═════ Given data ═════

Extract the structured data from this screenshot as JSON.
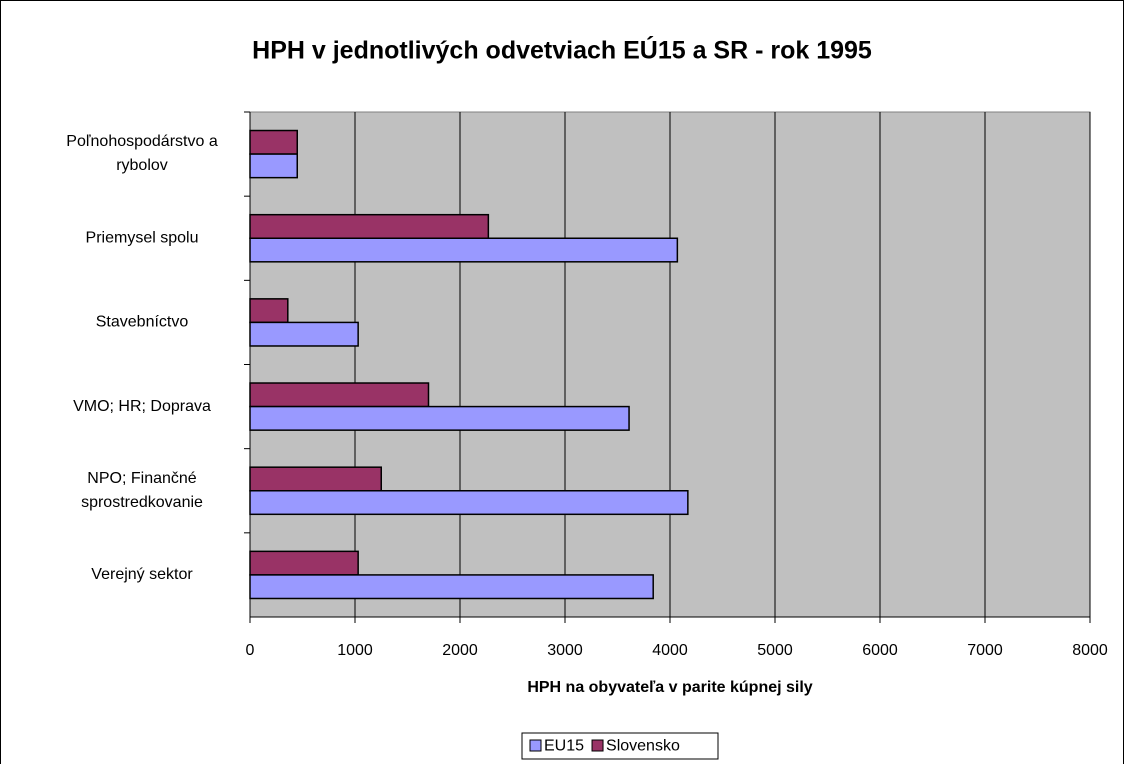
{
  "chart_data": {
    "type": "barh",
    "title": "HPH v jednotlivých odvetviach EÚ15 a SR - rok 1995",
    "x_label": "HPH na obyvateľa v parite kúpnej sily",
    "categories": [
      "Poľnohospodárstvo a\nrybolov",
      "Priemysel spolu",
      "Stavebníctvo",
      "VMO; HR; Doprava",
      "NPO; Finančné\nsprostredkovanie",
      "Verejný sektor"
    ],
    "series": [
      {
        "name": "EU15",
        "color": "#9999ff",
        "values": [
          450,
          4070,
          1030,
          3610,
          4170,
          3840
        ]
      },
      {
        "name": "Slovensko",
        "color": "#993366",
        "values": [
          450,
          2270,
          360,
          1700,
          1250,
          1030
        ]
      }
    ],
    "xlim": [
      0,
      8000
    ],
    "xticks": [
      0,
      1000,
      2000,
      3000,
      4000,
      5000,
      6000,
      7000,
      8000
    ],
    "grid": true,
    "legend": "bottom"
  }
}
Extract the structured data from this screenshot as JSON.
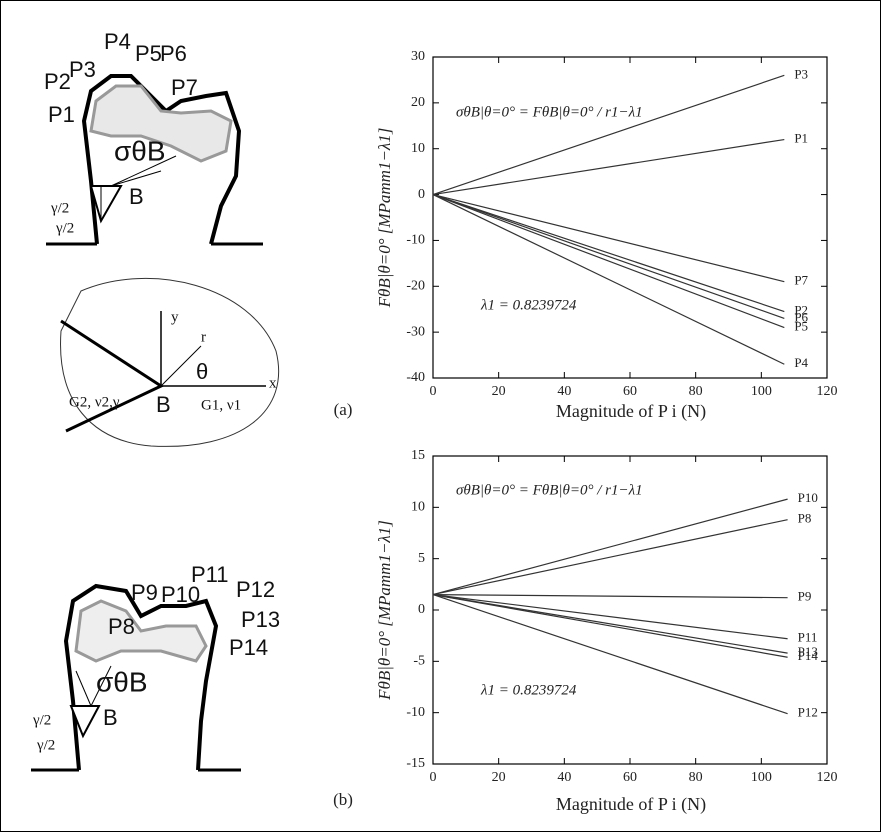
{
  "chart_data": [
    {
      "type": "line",
      "label": "(a)",
      "x_label": "Magnitude of P i (N)",
      "y_label": "FθB|θ=0° [MPamm1−λ1]",
      "annotations": [
        "σθB|θ=0° = FθB|θ=0° / r1−λ1",
        "λ1 = 0.8239724"
      ],
      "xlim": [
        0,
        120
      ],
      "xticks": [
        0,
        20,
        40,
        60,
        80,
        100,
        120
      ],
      "ylim": [
        -40,
        30
      ],
      "yticks": [
        -40,
        -30,
        -20,
        -10,
        0,
        10,
        20,
        30
      ],
      "series": [
        {
          "name": "P3",
          "color": "#333333",
          "x": [
            0,
            107
          ],
          "values": [
            0,
            26
          ]
        },
        {
          "name": "P1",
          "color": "#333333",
          "x": [
            0,
            107
          ],
          "values": [
            0,
            12
          ]
        },
        {
          "name": "P7",
          "color": "#333333",
          "x": [
            0,
            107
          ],
          "values": [
            0,
            -19
          ]
        },
        {
          "name": "P2",
          "color": "#333333",
          "x": [
            0,
            107
          ],
          "values": [
            0,
            -25.5
          ]
        },
        {
          "name": "P6",
          "color": "#333333",
          "x": [
            0,
            107
          ],
          "values": [
            0,
            -27
          ]
        },
        {
          "name": "P5",
          "color": "#333333",
          "x": [
            0,
            107
          ],
          "values": [
            0,
            -29
          ]
        },
        {
          "name": "P4",
          "color": "#333333",
          "x": [
            0,
            107
          ],
          "values": [
            0,
            -37
          ]
        }
      ]
    },
    {
      "type": "line",
      "label": "(b)",
      "x_label": "Magnitude of P i (N)",
      "y_label": "FθB|θ=0° [MPamm1−λ1]",
      "annotations": [
        "σθB|θ=0° = FθB|θ=0° / r1−λ1",
        "λ1 = 0.8239724"
      ],
      "xlim": [
        0,
        120
      ],
      "xticks": [
        0,
        20,
        40,
        60,
        80,
        100,
        120
      ],
      "ylim": [
        -15,
        15
      ],
      "yticks": [
        -15,
        -10,
        -5,
        0,
        5,
        10,
        15
      ],
      "series": [
        {
          "name": "P10",
          "color": "#333333",
          "x": [
            0,
            108
          ],
          "values": [
            1.5,
            10.8
          ]
        },
        {
          "name": "P8",
          "color": "#333333",
          "x": [
            0,
            108
          ],
          "values": [
            1.5,
            8.8
          ]
        },
        {
          "name": "P9",
          "color": "#333333",
          "x": [
            0,
            108
          ],
          "values": [
            1.5,
            1.2
          ]
        },
        {
          "name": "P11",
          "color": "#333333",
          "x": [
            0,
            108
          ],
          "values": [
            1.5,
            -2.8
          ]
        },
        {
          "name": "P13",
          "color": "#333333",
          "x": [
            0,
            108
          ],
          "values": [
            1.5,
            -4.2
          ]
        },
        {
          "name": "P14",
          "color": "#333333",
          "x": [
            0,
            108
          ],
          "values": [
            1.5,
            -4.6
          ]
        },
        {
          "name": "P12",
          "color": "#333333",
          "x": [
            0,
            108
          ],
          "values": [
            1.5,
            -10.1
          ]
        }
      ]
    }
  ],
  "diagrams": {
    "top": {
      "points": [
        "P1",
        "P2",
        "P3",
        "P4",
        "P5",
        "P6",
        "P7"
      ],
      "stress": "σθB",
      "corner": "B",
      "angles": [
        "γ/2",
        "γ/2"
      ]
    },
    "middle": {
      "axes": [
        "y",
        "x"
      ],
      "radius": "r",
      "angle": "θ",
      "corner": "B",
      "left_material": "G2, ν2,γ",
      "right_material": "G1, ν1"
    },
    "bottom": {
      "points": [
        "P8",
        "P9",
        "P10",
        "P11",
        "P12",
        "P13",
        "P14"
      ],
      "stress": "σθB",
      "corner": "B",
      "angles": [
        "γ/2",
        "γ/2"
      ]
    }
  }
}
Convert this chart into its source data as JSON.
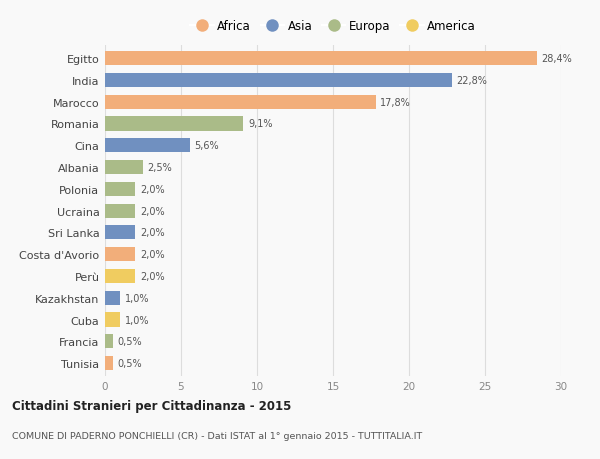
{
  "countries": [
    "Egitto",
    "India",
    "Marocco",
    "Romania",
    "Cina",
    "Albania",
    "Polonia",
    "Ucraina",
    "Sri Lanka",
    "Costa d'Avorio",
    "Perù",
    "Kazakhstan",
    "Cuba",
    "Francia",
    "Tunisia"
  ],
  "values": [
    28.4,
    22.8,
    17.8,
    9.1,
    5.6,
    2.5,
    2.0,
    2.0,
    2.0,
    2.0,
    2.0,
    1.0,
    1.0,
    0.5,
    0.5
  ],
  "labels": [
    "28,4%",
    "22,8%",
    "17,8%",
    "9,1%",
    "5,6%",
    "2,5%",
    "2,0%",
    "2,0%",
    "2,0%",
    "2,0%",
    "2,0%",
    "1,0%",
    "1,0%",
    "0,5%",
    "0,5%"
  ],
  "continents": [
    "Africa",
    "Asia",
    "Africa",
    "Europa",
    "Asia",
    "Europa",
    "Europa",
    "Europa",
    "Asia",
    "Africa",
    "America",
    "Asia",
    "America",
    "Europa",
    "Africa"
  ],
  "colors": {
    "Africa": "#F2AE7A",
    "Asia": "#7090C0",
    "Europa": "#AABB88",
    "America": "#F0CC60"
  },
  "legend_order": [
    "Africa",
    "Asia",
    "Europa",
    "America"
  ],
  "title": "Cittadini Stranieri per Cittadinanza - 2015",
  "subtitle": "COMUNE DI PADERNO PONCHIELLI (CR) - Dati ISTAT al 1° gennaio 2015 - TUTTITALIA.IT",
  "xlim": [
    0,
    30
  ],
  "xticks": [
    0,
    5,
    10,
    15,
    20,
    25,
    30
  ],
  "background_color": "#f9f9f9",
  "bar_height": 0.65,
  "grid_color": "#dddddd"
}
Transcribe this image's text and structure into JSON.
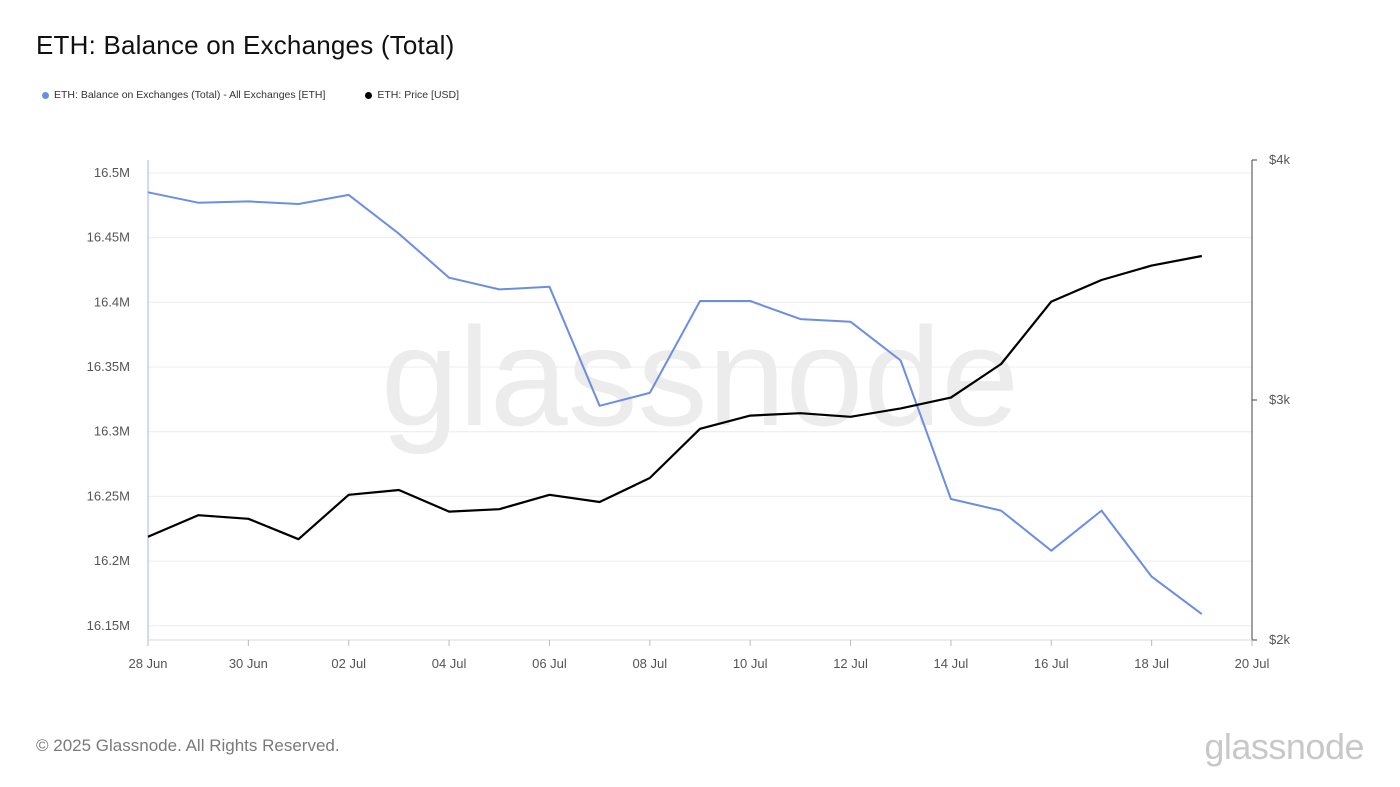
{
  "header": {
    "title": "ETH: Balance on Exchanges (Total)"
  },
  "legend": [
    {
      "label": "ETH: Balance on Exchanges (Total) - All Exchanges [ETH]",
      "color": "#6b8de3"
    },
    {
      "label": "ETH: Price [USD]",
      "color": "#000000"
    }
  ],
  "footer": {
    "copyright": "© 2025 Glassnode. All Rights Reserved.",
    "brand": "glassnode"
  },
  "watermark": "glassnode",
  "chart_data": {
    "type": "line",
    "x": [
      "28 Jun",
      "29 Jun",
      "30 Jun",
      "01 Jul",
      "02 Jul",
      "03 Jul",
      "04 Jul",
      "05 Jul",
      "06 Jul",
      "07 Jul",
      "08 Jul",
      "09 Jul",
      "10 Jul",
      "11 Jul",
      "12 Jul",
      "13 Jul",
      "14 Jul",
      "15 Jul",
      "16 Jul",
      "17 Jul",
      "18 Jul",
      "19 Jul"
    ],
    "x_ticks": [
      "28 Jun",
      "30 Jun",
      "02 Jul",
      "04 Jul",
      "06 Jul",
      "08 Jul",
      "10 Jul",
      "12 Jul",
      "14 Jul",
      "16 Jul",
      "18 Jul",
      "20 Jul"
    ],
    "y_left_ticks": [
      "16.15M",
      "16.2M",
      "16.25M",
      "16.3M",
      "16.35M",
      "16.4M",
      "16.45M",
      "16.5M"
    ],
    "y_left_tick_values": [
      16.15,
      16.2,
      16.25,
      16.3,
      16.35,
      16.4,
      16.45,
      16.5
    ],
    "y_left_range": [
      16.139,
      16.51
    ],
    "y_right_ticks": [
      "$2k",
      "$3k",
      "$4k"
    ],
    "y_right_tick_values": [
      2000,
      3000,
      4000
    ],
    "y_right_range": [
      2000,
      4000
    ],
    "grid": true,
    "legend_position": "top-left",
    "series": [
      {
        "name": "ETH: Balance on Exchanges (Total) - All Exchanges [ETH]",
        "axis": "left",
        "unit": "M ETH",
        "color": "#6b8de3",
        "values": [
          16.485,
          16.477,
          16.478,
          16.476,
          16.483,
          16.453,
          16.419,
          16.41,
          16.412,
          16.32,
          16.33,
          16.401,
          16.401,
          16.387,
          16.385,
          16.355,
          16.248,
          16.239,
          16.208,
          16.239,
          16.188,
          16.159
        ]
      },
      {
        "name": "ETH: Price [USD]",
        "axis": "right",
        "unit": "USD",
        "color": "#000000",
        "values": [
          2430,
          2520,
          2505,
          2420,
          2605,
          2625,
          2535,
          2545,
          2605,
          2575,
          2675,
          2880,
          2935,
          2945,
          2930,
          2965,
          3010,
          3150,
          3410,
          3500,
          3560,
          3600
        ]
      }
    ]
  }
}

═════

- Set problem
Read the entries and pick out all lines that include the word "type".

- Exercise solution
    "type": "barh",
      "type": "line",
      "type": "line",
    "type": "line",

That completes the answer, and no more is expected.